● **YOUR GOAL**: Extract every record, keeping each one exactly as it is.
** Begin RECORDS SUPPLIED **
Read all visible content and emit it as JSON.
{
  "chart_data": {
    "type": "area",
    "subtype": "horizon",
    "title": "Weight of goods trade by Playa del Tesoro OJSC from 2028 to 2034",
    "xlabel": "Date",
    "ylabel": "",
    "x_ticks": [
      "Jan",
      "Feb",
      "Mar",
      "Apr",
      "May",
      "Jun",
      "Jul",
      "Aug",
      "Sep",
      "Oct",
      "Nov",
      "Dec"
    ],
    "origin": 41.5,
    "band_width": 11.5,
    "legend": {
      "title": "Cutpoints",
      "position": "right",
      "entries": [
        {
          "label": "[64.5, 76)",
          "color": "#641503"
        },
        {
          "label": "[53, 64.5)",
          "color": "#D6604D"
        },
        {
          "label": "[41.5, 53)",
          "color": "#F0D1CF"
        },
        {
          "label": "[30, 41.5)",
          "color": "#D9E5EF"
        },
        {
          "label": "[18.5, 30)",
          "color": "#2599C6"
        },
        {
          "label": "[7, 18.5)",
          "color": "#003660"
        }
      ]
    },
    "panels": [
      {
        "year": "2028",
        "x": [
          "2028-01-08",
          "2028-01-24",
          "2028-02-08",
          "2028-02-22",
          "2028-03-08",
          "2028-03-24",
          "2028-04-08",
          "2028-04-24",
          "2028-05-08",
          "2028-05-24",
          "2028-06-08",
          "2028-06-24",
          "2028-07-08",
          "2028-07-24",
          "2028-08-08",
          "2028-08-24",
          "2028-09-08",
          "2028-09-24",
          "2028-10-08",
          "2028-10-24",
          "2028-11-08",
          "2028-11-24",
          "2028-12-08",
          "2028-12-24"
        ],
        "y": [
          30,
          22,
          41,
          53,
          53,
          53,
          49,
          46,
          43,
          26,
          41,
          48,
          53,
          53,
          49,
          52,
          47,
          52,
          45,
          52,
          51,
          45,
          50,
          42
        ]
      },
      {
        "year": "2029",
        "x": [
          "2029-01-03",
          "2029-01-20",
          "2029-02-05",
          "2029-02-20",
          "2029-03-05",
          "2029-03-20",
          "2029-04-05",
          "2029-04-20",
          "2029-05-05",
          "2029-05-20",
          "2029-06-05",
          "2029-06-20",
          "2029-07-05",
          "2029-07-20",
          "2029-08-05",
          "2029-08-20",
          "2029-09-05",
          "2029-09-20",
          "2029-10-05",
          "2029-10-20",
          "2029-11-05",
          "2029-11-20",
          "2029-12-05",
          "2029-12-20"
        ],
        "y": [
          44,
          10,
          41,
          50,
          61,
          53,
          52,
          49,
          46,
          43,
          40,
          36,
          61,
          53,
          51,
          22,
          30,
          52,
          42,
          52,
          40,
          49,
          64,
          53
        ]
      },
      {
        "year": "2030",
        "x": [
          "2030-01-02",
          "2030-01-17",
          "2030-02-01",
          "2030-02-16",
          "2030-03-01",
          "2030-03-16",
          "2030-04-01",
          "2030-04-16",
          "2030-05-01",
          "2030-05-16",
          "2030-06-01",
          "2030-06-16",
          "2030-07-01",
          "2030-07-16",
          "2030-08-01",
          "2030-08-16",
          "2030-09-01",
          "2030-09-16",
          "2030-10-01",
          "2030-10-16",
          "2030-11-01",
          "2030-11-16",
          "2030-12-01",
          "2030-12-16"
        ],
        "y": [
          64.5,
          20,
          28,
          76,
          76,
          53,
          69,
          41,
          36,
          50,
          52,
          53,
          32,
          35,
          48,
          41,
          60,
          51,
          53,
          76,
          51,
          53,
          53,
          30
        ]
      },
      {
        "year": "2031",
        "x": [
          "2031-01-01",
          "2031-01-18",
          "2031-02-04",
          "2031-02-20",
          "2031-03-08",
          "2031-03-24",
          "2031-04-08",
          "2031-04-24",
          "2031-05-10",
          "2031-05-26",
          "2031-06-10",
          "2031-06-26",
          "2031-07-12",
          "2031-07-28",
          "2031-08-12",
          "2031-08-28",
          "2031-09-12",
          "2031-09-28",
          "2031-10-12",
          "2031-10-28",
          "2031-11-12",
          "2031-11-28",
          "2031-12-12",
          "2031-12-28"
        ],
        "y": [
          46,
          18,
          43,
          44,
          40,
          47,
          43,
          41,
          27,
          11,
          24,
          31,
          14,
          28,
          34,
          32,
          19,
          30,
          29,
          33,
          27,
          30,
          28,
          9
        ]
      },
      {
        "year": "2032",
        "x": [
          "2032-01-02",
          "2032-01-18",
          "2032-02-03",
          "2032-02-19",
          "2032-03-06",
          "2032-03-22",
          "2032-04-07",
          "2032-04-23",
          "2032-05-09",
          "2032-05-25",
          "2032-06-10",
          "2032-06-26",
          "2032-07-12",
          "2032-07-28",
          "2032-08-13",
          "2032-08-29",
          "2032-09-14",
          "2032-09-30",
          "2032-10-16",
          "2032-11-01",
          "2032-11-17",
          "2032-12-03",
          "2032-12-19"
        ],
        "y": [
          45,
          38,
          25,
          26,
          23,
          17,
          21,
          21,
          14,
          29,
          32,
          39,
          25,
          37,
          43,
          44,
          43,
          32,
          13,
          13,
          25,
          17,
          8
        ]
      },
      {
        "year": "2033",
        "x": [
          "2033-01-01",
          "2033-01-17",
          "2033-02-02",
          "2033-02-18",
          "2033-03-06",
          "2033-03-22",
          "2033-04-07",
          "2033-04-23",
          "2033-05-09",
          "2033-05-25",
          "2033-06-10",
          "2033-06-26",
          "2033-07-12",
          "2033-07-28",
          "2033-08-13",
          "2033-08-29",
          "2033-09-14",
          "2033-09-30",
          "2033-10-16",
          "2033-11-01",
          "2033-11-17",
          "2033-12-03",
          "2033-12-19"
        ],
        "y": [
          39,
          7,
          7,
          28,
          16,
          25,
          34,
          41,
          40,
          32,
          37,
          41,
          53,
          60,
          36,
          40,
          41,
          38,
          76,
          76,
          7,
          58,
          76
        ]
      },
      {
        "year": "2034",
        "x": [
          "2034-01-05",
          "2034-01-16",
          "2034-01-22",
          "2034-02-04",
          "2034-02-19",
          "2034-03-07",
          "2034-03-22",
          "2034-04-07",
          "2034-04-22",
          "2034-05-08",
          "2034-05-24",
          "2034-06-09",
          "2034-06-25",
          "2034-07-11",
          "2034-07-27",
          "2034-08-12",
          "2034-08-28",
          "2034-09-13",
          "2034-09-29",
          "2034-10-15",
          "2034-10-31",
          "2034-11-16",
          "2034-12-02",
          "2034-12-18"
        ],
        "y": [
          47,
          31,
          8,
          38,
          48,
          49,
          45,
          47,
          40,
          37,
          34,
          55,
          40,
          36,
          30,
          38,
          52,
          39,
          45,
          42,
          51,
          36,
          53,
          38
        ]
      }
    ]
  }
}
** End RECORDS SUPPLIED **
● **EXERCISE RESPONSE**:
Read all visible content and emit it as JSON.
{
  "chart_data": {
    "type": "area",
    "subtype": "horizon",
    "title": "Weight of goods trade by Playa del Tesoro OJSC from 2028 to 2034",
    "xlabel": "Date",
    "ylabel": "",
    "x_ticks": [
      "Jan",
      "Feb",
      "Mar",
      "Apr",
      "May",
      "Jun",
      "Jul",
      "Aug",
      "Sep",
      "Oct",
      "Nov",
      "Dec"
    ],
    "origin": 41.5,
    "band_width": 11.5,
    "legend": {
      "title": "Cutpoints",
      "position": "right",
      "entries": [
        {
          "label": "[64.5, 76)",
          "color": "#641503"
        },
        {
          "label": "[53, 64.5)",
          "color": "#D6604D"
        },
        {
          "label": "[41.5, 53)",
          "color": "#F0D1CF"
        },
        {
          "label": "[30, 41.5)",
          "color": "#D9E5EF"
        },
        {
          "label": "[18.5, 30)",
          "color": "#2599C6"
        },
        {
          "label": "[7, 18.5)",
          "color": "#003660"
        }
      ]
    },
    "panels": [
      {
        "year": "2028",
        "x": [
          "2028-01-08",
          "2028-01-24",
          "2028-02-08",
          "2028-02-22",
          "2028-03-08",
          "2028-03-24",
          "2028-04-08",
          "2028-04-24",
          "2028-05-08",
          "2028-05-24",
          "2028-06-08",
          "2028-06-24",
          "2028-07-08",
          "2028-07-24",
          "2028-08-08",
          "2028-08-24",
          "2028-09-08",
          "2028-09-24",
          "2028-10-08",
          "2028-10-24",
          "2028-11-08",
          "2028-11-24",
          "2028-12-08",
          "2028-12-24"
        ],
        "y": [
          30,
          22,
          41,
          53,
          53,
          53,
          49,
          46,
          43,
          26,
          41,
          48,
          53,
          53,
          49,
          52,
          47,
          52,
          45,
          52,
          51,
          45,
          50,
          42
        ]
      },
      {
        "year": "2029",
        "x": [
          "2029-01-03",
          "2029-01-20",
          "2029-02-05",
          "2029-02-20",
          "2029-03-05",
          "2029-03-20",
          "2029-04-05",
          "2029-04-20",
          "2029-05-05",
          "2029-05-20",
          "2029-06-05",
          "2029-06-20",
          "2029-07-05",
          "2029-07-20",
          "2029-08-05",
          "2029-08-20",
          "2029-09-05",
          "2029-09-20",
          "2029-10-05",
          "2029-10-20",
          "2029-11-05",
          "2029-11-20",
          "2029-12-05",
          "2029-12-20"
        ],
        "y": [
          44,
          10,
          41,
          50,
          61,
          53,
          52,
          49,
          46,
          43,
          40,
          36,
          61,
          53,
          51,
          22,
          30,
          52,
          42,
          52,
          40,
          49,
          64,
          53
        ]
      },
      {
        "year": "2030",
        "x": [
          "2030-01-02",
          "2030-01-17",
          "2030-02-01",
          "2030-02-16",
          "2030-03-01",
          "2030-03-16",
          "2030-04-01",
          "2030-04-16",
          "2030-05-01",
          "2030-05-16",
          "2030-06-01",
          "2030-06-16",
          "2030-07-01",
          "2030-07-16",
          "2030-08-01",
          "2030-08-16",
          "2030-09-01",
          "2030-09-16",
          "2030-10-01",
          "2030-10-16",
          "2030-11-01",
          "2030-11-16",
          "2030-12-01",
          "2030-12-16"
        ],
        "y": [
          64.5,
          20,
          28,
          76,
          76,
          53,
          69,
          41,
          36,
          50,
          52,
          53,
          32,
          35,
          48,
          41,
          60,
          51,
          53,
          76,
          51,
          53,
          53,
          30
        ]
      },
      {
        "year": "2031",
        "x": [
          "2031-01-01",
          "2031-01-18",
          "2031-02-04",
          "2031-02-20",
          "2031-03-08",
          "2031-03-24",
          "2031-04-08",
          "2031-04-24",
          "2031-05-10",
          "2031-05-26",
          "2031-06-10",
          "2031-06-26",
          "2031-07-12",
          "2031-07-28",
          "2031-08-12",
          "2031-08-28",
          "2031-09-12",
          "2031-09-28",
          "2031-10-12",
          "2031-10-28",
          "2031-11-12",
          "2031-11-28",
          "2031-12-12",
          "2031-12-28"
        ],
        "y": [
          46,
          18,
          43,
          44,
          40,
          47,
          43,
          41,
          27,
          11,
          24,
          31,
          14,
          28,
          34,
          32,
          19,
          30,
          29,
          33,
          27,
          30,
          28,
          9
        ]
      },
      {
        "year": "2032",
        "x": [
          "2032-01-02",
          "2032-01-18",
          "2032-02-03",
          "2032-02-19",
          "2032-03-06",
          "2032-03-22",
          "2032-04-07",
          "2032-04-23",
          "2032-05-09",
          "2032-05-25",
          "2032-06-10",
          "2032-06-26",
          "2032-07-12",
          "2032-07-28",
          "2032-08-13",
          "2032-08-29",
          "2032-09-14",
          "2032-09-30",
          "2032-10-16",
          "2032-11-01",
          "2032-11-17",
          "2032-12-03",
          "2032-12-19"
        ],
        "y": [
          45,
          38,
          25,
          26,
          23,
          17,
          21,
          21,
          14,
          29,
          32,
          39,
          25,
          37,
          43,
          44,
          43,
          32,
          13,
          13,
          25,
          17,
          8
        ]
      },
      {
        "year": "2033",
        "x": [
          "2033-01-01",
          "2033-01-17",
          "2033-02-02",
          "2033-02-18",
          "2033-03-06",
          "2033-03-22",
          "2033-04-07",
          "2033-04-23",
          "2033-05-09",
          "2033-05-25",
          "2033-06-10",
          "2033-06-26",
          "2033-07-12",
          "2033-07-28",
          "2033-08-13",
          "2033-08-29",
          "2033-09-14",
          "2033-09-30",
          "2033-10-16",
          "2033-11-01",
          "2033-11-17",
          "2033-12-03",
          "2033-12-19"
        ],
        "y": [
          39,
          7,
          7,
          28,
          16,
          25,
          34,
          41,
          40,
          32,
          37,
          41,
          53,
          60,
          36,
          40,
          41,
          38,
          76,
          76,
          7,
          58,
          76
        ]
      },
      {
        "year": "2034",
        "x": [
          "2034-01-05",
          "2034-01-16",
          "2034-01-22",
          "2034-02-04",
          "2034-02-19",
          "2034-03-07",
          "2034-03-22",
          "2034-04-07",
          "2034-04-22",
          "2034-05-08",
          "2034-05-24",
          "2034-06-09",
          "2034-06-25",
          "2034-07-11",
          "2034-07-27",
          "2034-08-12",
          "2034-08-28",
          "2034-09-13",
          "2034-09-29",
          "2034-10-15",
          "2034-10-31",
          "2034-11-16",
          "2034-12-02",
          "2034-12-18"
        ],
        "y": [
          47,
          31,
          8,
          38,
          48,
          49,
          45,
          47,
          40,
          37,
          34,
          55,
          40,
          36,
          30,
          38,
          52,
          39,
          45,
          42,
          51,
          36,
          53,
          38
        ]
      }
    ]
  }
}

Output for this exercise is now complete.